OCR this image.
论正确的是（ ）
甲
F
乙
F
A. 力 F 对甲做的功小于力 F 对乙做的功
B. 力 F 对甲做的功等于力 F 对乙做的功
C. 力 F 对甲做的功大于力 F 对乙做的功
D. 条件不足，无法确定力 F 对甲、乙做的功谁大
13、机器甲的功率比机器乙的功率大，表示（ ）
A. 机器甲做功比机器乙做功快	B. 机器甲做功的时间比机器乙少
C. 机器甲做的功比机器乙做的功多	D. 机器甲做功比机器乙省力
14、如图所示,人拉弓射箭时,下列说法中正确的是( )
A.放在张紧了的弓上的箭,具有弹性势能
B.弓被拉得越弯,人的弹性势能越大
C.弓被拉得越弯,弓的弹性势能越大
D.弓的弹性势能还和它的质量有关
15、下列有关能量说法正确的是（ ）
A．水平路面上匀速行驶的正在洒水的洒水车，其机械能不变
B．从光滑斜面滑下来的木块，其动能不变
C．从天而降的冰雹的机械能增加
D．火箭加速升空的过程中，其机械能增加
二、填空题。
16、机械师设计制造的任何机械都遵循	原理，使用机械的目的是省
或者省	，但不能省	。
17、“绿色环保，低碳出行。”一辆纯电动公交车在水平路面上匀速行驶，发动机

========================================

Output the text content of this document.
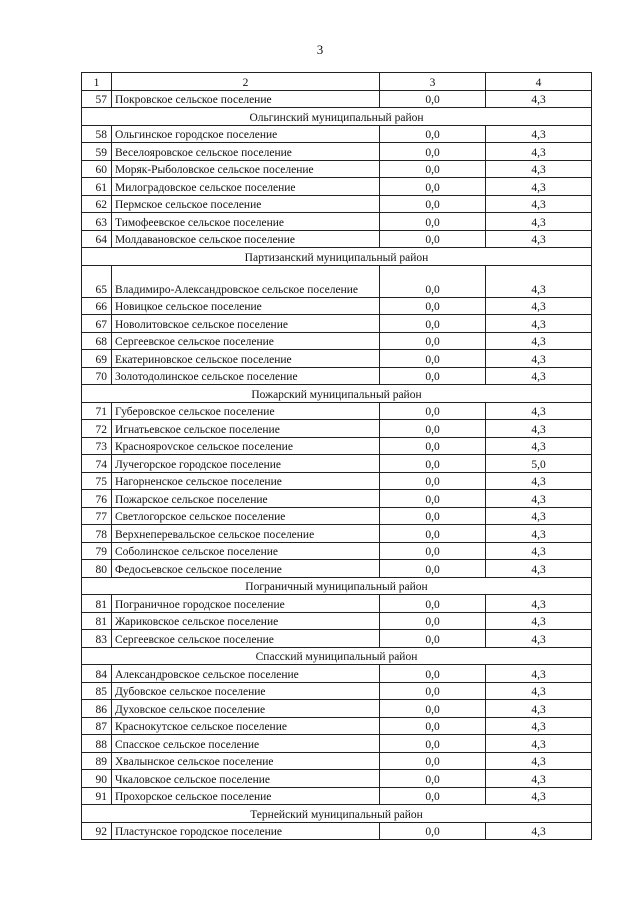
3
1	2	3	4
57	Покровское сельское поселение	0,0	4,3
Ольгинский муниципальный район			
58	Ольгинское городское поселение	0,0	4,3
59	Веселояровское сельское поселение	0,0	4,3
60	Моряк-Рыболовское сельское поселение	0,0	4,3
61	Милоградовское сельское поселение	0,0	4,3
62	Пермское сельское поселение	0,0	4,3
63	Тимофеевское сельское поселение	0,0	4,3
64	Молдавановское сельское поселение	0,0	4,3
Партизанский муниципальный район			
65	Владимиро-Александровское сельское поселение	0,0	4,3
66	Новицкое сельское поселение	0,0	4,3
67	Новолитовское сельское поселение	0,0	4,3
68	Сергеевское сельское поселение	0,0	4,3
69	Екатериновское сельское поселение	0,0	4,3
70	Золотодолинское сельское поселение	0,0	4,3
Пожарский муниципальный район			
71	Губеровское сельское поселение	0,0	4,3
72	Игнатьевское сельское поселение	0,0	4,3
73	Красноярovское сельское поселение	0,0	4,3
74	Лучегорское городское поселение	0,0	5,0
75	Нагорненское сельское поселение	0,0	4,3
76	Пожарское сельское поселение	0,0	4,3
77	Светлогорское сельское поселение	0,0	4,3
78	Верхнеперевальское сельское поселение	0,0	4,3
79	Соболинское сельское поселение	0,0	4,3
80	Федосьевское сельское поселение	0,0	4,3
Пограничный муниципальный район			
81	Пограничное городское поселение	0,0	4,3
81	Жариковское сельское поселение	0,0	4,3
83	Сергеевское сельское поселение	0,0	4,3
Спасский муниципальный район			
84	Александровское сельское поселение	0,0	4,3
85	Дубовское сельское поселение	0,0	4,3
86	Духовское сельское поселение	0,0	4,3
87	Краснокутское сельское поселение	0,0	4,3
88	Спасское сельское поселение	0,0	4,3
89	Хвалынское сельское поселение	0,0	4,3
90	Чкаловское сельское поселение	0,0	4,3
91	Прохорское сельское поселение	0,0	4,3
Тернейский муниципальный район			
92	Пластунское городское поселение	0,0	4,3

========================================

Lines that hold the word "对乙做的功" are the ones to return, every one of them.

A. 力 F 对甲做的功小于力 F 对乙做的功
B. 力 F 对甲做的功等于力 F 对乙做的功
C. 力 F 对甲做的功大于力 F 对乙做的功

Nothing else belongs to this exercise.